◆ WHAT IS REQUIRED
The answer should be a single number: how many lines of the entries below hold the word "more".

◆ DATASET
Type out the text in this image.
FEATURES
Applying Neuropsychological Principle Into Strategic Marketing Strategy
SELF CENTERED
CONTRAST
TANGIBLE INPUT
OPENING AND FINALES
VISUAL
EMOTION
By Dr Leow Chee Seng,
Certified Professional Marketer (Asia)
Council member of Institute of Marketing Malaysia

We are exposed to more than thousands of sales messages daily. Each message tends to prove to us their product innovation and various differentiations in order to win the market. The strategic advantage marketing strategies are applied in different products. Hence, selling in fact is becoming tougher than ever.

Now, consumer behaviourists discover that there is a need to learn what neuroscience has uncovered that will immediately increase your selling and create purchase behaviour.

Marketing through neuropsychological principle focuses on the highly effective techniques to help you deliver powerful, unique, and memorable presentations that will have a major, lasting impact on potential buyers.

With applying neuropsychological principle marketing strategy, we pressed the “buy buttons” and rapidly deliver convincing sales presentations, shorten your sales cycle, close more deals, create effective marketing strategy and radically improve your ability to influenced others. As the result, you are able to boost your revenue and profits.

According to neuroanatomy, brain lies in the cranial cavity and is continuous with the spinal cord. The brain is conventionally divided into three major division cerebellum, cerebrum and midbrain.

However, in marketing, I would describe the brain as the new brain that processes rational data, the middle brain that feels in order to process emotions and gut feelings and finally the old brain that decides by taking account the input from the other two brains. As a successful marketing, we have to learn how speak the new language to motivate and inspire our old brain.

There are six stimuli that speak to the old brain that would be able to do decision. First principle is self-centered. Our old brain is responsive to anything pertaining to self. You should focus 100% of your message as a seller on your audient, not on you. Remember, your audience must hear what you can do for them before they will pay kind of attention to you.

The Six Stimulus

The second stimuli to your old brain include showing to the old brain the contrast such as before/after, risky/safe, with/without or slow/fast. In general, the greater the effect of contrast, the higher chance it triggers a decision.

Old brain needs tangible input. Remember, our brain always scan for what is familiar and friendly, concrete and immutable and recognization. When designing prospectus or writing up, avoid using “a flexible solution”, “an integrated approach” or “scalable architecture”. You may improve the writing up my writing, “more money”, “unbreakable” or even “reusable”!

◆ OUTPUT FOR THIS TASK
3